## DATASET ENTRIES

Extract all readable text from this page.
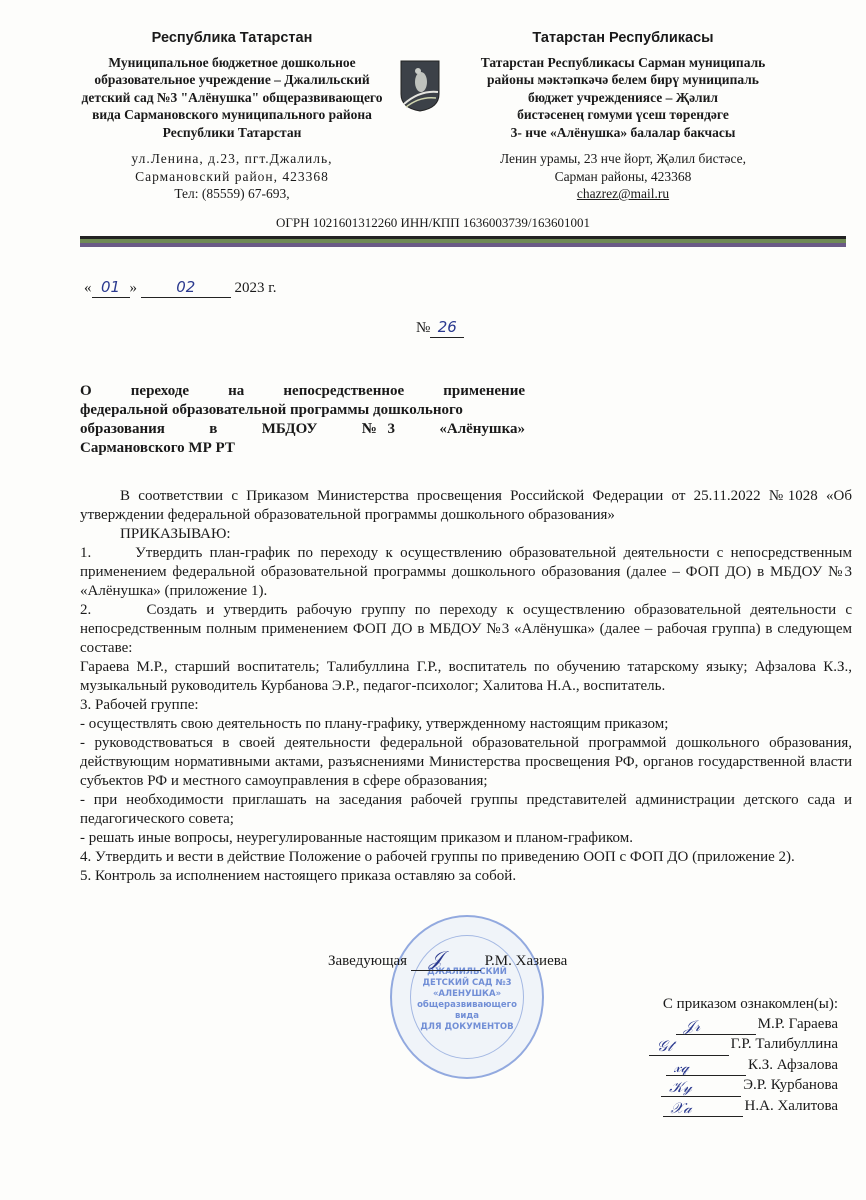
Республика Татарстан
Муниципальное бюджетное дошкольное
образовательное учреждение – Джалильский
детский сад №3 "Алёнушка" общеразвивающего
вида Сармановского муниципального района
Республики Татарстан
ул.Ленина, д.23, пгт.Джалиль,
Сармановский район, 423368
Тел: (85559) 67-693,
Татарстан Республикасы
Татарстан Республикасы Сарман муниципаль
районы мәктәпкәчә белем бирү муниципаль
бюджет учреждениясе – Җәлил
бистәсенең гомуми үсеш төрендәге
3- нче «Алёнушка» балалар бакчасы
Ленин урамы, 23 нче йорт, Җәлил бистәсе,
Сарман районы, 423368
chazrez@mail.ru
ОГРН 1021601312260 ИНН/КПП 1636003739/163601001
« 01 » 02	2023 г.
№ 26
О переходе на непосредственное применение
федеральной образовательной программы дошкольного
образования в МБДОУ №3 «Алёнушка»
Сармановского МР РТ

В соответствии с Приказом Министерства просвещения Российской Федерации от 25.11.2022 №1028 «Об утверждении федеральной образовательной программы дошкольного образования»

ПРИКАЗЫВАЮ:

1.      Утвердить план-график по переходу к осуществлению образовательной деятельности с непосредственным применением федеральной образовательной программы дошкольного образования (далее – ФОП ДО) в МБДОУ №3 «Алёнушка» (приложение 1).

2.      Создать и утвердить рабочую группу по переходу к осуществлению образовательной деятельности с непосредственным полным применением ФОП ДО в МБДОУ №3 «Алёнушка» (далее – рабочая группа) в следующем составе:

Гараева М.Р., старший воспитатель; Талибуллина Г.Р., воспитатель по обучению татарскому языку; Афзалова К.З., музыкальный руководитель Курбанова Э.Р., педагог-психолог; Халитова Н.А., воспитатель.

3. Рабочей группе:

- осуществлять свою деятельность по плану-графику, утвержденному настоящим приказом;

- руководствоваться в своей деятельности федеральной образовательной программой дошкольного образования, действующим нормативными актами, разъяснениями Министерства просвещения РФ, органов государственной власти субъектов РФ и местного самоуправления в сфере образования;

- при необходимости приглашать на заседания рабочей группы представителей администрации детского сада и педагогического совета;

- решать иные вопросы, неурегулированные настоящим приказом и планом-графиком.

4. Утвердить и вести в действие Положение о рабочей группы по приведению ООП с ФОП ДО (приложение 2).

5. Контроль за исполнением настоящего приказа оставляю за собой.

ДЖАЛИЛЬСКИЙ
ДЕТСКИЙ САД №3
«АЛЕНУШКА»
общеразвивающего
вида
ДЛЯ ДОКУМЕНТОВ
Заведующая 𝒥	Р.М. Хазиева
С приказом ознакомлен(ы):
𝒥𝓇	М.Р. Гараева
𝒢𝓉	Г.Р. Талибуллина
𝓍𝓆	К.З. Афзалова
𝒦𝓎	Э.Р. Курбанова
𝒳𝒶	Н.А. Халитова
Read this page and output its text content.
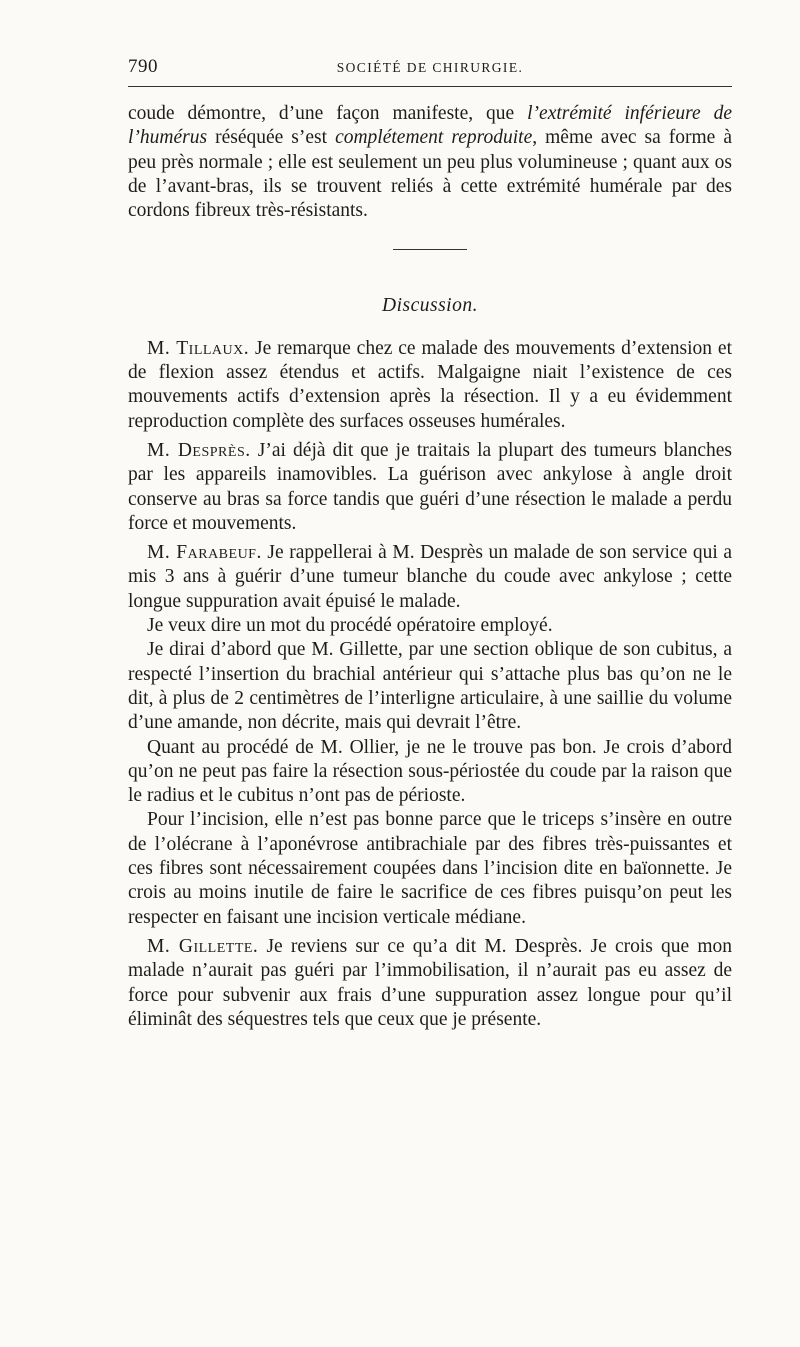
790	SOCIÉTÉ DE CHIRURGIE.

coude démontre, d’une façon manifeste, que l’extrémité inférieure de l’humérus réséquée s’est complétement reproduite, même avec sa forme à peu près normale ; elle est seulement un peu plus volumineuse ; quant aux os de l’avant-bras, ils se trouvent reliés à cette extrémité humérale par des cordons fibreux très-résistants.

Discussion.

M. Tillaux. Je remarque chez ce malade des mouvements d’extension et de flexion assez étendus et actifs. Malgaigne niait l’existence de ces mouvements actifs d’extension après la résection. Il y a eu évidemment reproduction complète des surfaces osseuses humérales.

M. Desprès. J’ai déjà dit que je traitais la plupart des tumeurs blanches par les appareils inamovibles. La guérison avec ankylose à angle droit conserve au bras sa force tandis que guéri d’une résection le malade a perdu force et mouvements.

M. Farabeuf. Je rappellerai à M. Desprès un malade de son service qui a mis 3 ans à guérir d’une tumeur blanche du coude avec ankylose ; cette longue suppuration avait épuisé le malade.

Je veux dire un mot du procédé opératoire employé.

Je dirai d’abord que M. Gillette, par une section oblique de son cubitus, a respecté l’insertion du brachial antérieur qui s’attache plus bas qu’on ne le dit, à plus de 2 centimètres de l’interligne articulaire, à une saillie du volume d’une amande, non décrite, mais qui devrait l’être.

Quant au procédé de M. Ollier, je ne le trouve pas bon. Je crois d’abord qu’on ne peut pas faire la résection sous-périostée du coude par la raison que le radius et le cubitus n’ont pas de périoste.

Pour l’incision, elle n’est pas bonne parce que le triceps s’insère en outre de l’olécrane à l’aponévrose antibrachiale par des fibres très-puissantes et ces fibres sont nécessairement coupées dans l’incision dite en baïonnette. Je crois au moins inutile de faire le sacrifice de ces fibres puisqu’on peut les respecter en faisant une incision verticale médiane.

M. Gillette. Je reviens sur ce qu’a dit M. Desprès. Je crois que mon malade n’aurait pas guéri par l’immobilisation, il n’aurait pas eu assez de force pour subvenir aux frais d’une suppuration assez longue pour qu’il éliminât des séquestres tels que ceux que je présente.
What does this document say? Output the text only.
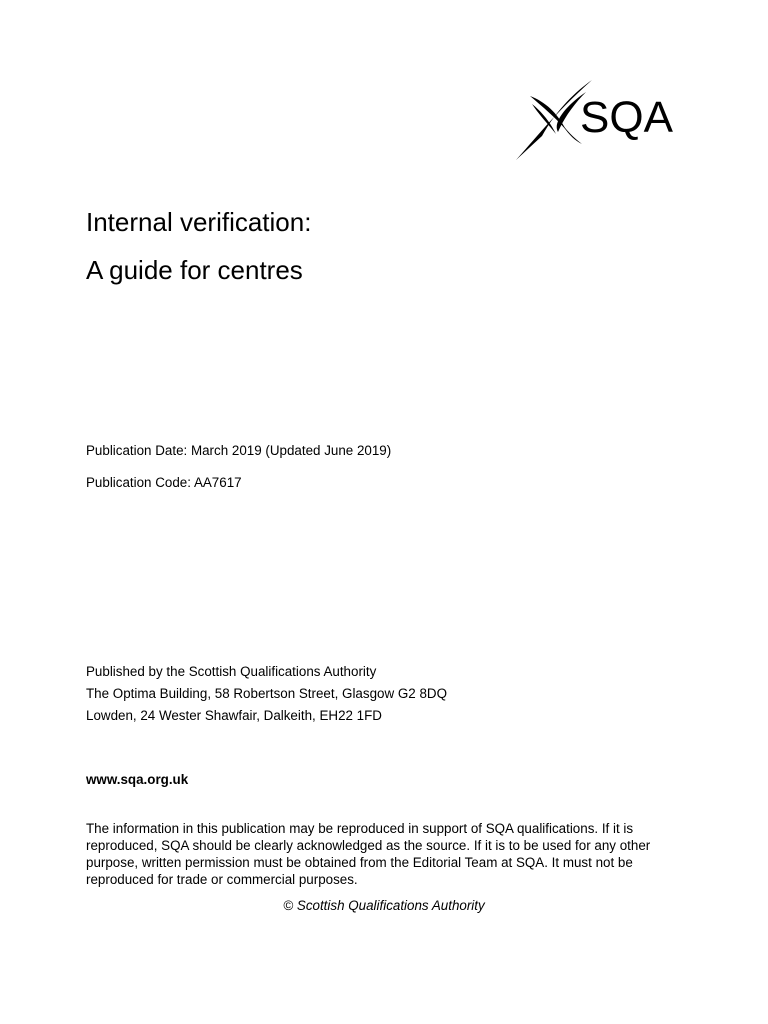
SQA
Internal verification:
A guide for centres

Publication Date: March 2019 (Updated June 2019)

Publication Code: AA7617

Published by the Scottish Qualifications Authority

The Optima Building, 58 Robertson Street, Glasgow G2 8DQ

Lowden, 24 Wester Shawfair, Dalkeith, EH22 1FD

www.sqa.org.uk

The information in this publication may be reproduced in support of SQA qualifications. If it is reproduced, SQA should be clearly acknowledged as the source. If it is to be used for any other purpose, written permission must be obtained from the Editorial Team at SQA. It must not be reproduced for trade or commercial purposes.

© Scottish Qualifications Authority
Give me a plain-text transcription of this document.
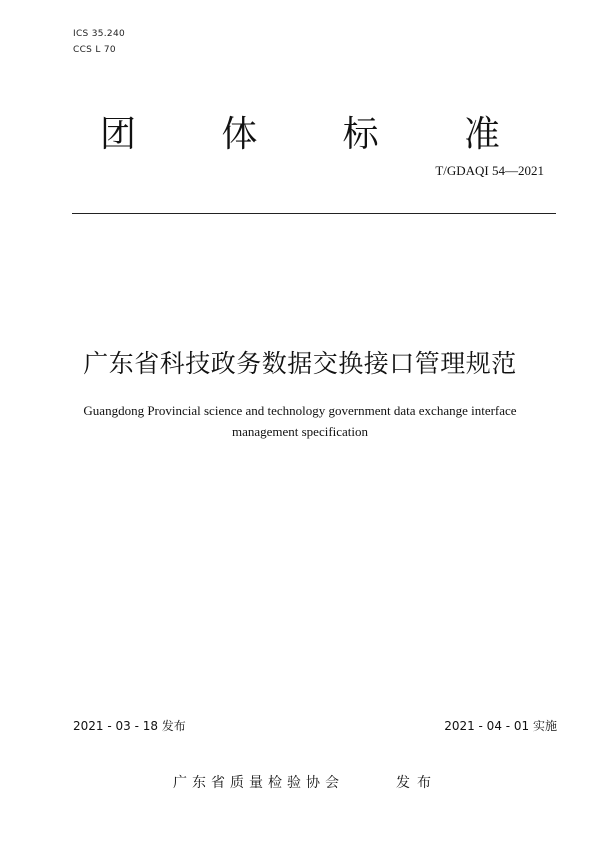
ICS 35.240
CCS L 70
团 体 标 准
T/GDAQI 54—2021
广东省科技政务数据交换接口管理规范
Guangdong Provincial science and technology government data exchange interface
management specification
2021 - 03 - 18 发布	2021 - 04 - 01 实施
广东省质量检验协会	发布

## DO THIS
Each entry must be retyped word for word, with every image omitted.

## WORKED ANSWER
Extract all readable text from this page.
Республика Татарстан
Муниципальное бюджетное дошкольное
образовательное учреждение – Джалильский
детский сад №3 "Алёнушка" общеразвивающего
вида Сармановского муниципального района
Республики Татарстан
ул.Ленина, д.23, пгт.Джалиль,
Сармановский район, 423368
Тел: (85559) 67-693,
Татарстан Республикасы
Татарстан Республикасы Сарман муниципаль
районы мәктәпкәчә белем бирү муниципаль
бюджет учреждениясе – Җәлил
бистәсенең гомуми үсеш төрендәге
3- нче «Алёнушка» балалар бакчасы
Ленин урамы, 23 нче йорт, Җәлил бистәсе,
Сарман районы, 423368
chazrez@mail.ru
ОГРН 1021601312260 ИНН/КПП 1636003739/163601001
« 01 » 02	2023 г.
№ 26
О переходе на непосредственное применение
федеральной образовательной программы дошкольного
образования в МБДОУ №3 «Алёнушка»
Сармановского МР РТ

В соответствии с Приказом Министерства просвещения Российской Федерации от 25.11.2022 №1028 «Об утверждении федеральной образовательной программы дошкольного образования»

ПРИКАЗЫВАЮ:

1.      Утвердить план-график по переходу к осуществлению образовательной деятельности с непосредственным применением федеральной образовательной программы дошкольного образования (далее – ФОП ДО) в МБДОУ №3 «Алёнушка» (приложение 1).

2.      Создать и утвердить рабочую группу по переходу к осуществлению образовательной деятельности с непосредственным полным применением ФОП ДО в МБДОУ №3 «Алёнушка» (далее – рабочая группа) в следующем составе:

Гараева М.Р., старший воспитатель; Талибуллина Г.Р., воспитатель по обучению татарскому языку; Афзалова К.З., музыкальный руководитель Курбанова Э.Р., педагог-психолог; Халитова Н.А., воспитатель.

3. Рабочей группе:

- осуществлять свою деятельность по плану-графику, утвержденному настоящим приказом;

- руководствоваться в своей деятельности федеральной образовательной программой дошкольного образования, действующим нормативными актами, разъяснениями Министерства просвещения РФ, органов государственной власти субъектов РФ и местного самоуправления в сфере образования;

- при необходимости приглашать на заседания рабочей группы представителей администрации детского сада и педагогического совета;

- решать иные вопросы, неурегулированные настоящим приказом и планом-графиком.

4. Утвердить и вести в действие Положение о рабочей группы по приведению ООП с ФОП ДО (приложение 2).

5. Контроль за исполнением настоящего приказа оставляю за собой.

ДЖАЛИЛЬСКИЙ
ДЕТСКИЙ САД №3
«АЛЕНУШКА»
общеразвивающего
вида
ДЛЯ ДОКУМЕНТОВ
Заведующая 𝒥	Р.М. Хазиева
С приказом ознакомлен(ы):
𝒥𝓇	М.Р. Гараева
𝒢𝓉	Г.Р. Талибуллина
𝓍𝓆	К.З. Афзалова
𝒦𝓎	Э.Р. Курбанова
𝒳𝒶	Н.А. Халитова
Read this page and output its text content.
790	SOCIÉTÉ DE CHIRURGIE.

coude démontre, d’une façon manifeste, que l’extrémité inférieure de l’humérus réséquée s’est complétement reproduite, même avec sa forme à peu près normale ; elle est seulement un peu plus volumineuse ; quant aux os de l’avant-bras, ils se trouvent reliés à cette extrémité humérale par des cordons fibreux très-résistants.

Discussion.

M. Tillaux. Je remarque chez ce malade des mouvements d’extension et de flexion assez étendus et actifs. Malgaigne niait l’existence de ces mouvements actifs d’extension après la résection. Il y a eu évidemment reproduction complète des surfaces osseuses humérales.

M. Desprès. J’ai déjà dit que je traitais la plupart des tumeurs blanches par les appareils inamovibles. La guérison avec ankylose à angle droit conserve au bras sa force tandis que guéri d’une résection le malade a perdu force et mouvements.

M. Farabeuf. Je rappellerai à M. Desprès un malade de son service qui a mis 3 ans à guérir d’une tumeur blanche du coude avec ankylose ; cette longue suppuration avait épuisé le malade.

Je veux dire un mot du procédé opératoire employé.

Je dirai d’abord que M. Gillette, par une section oblique de son cubitus, a respecté l’insertion du brachial antérieur qui s’attache plus bas qu’on ne le dit, à plus de 2 centimètres de l’interligne articulaire, à une saillie du volume d’une amande, non décrite, mais qui devrait l’être.

Quant au procédé de M. Ollier, je ne le trouve pas bon. Je crois d’abord qu’on ne peut pas faire la résection sous-périostée du coude par la raison que le radius et le cubitus n’ont pas de périoste.

Pour l’incision, elle n’est pas bonne parce que le triceps s’insère en outre de l’olécrane à l’aponévrose antibrachiale par des fibres très-puissantes et ces fibres sont nécessairement coupées dans l’incision dite en baïonnette. Je crois au moins inutile de faire le sacrifice de ces fibres puisqu’on peut les respecter en faisant une incision verticale médiane.

M. Gillette. Je reviens sur ce qu’a dit M. Desprès. Je crois que mon malade n’aurait pas guéri par l’immobilisation, il n’aurait pas eu assez de force pour subvenir aux frais d’une suppuration assez longue pour qu’il éliminât des séquestres tels que ceux que je présente.
What does this document say? Output the text only.
SQA
Internal verification:
A guide for centres

Publication Date: March 2019 (Updated June 2019)

Publication Code: AA7617

Published by the Scottish Qualifications Authority

The Optima Building, 58 Robertson Street, Glasgow G2 8DQ

Lowden, 24 Wester Shawfair, Dalkeith, EH22 1FD

www.sqa.org.uk

The information in this publication may be reproduced in support of SQA qualifications. If it is reproduced, SQA should be clearly acknowledged as the source. If it is to be used for any other purpose, written permission must be obtained from the Editorial Team at SQA. It must not be reproduced for trade or commercial purposes.

© Scottish Qualifications Authority
Give me a plain-text transcription of this document.
ICS 35.240
CCS L 70
团 体 标 准
T/GDAQI 54—2021
广东省科技政务数据交换接口管理规范
Guangdong Provincial science and technology government data exchange interface
management specification
2021 - 03 - 18 发布	2021 - 04 - 01 实施
广东省质量检验协会	发布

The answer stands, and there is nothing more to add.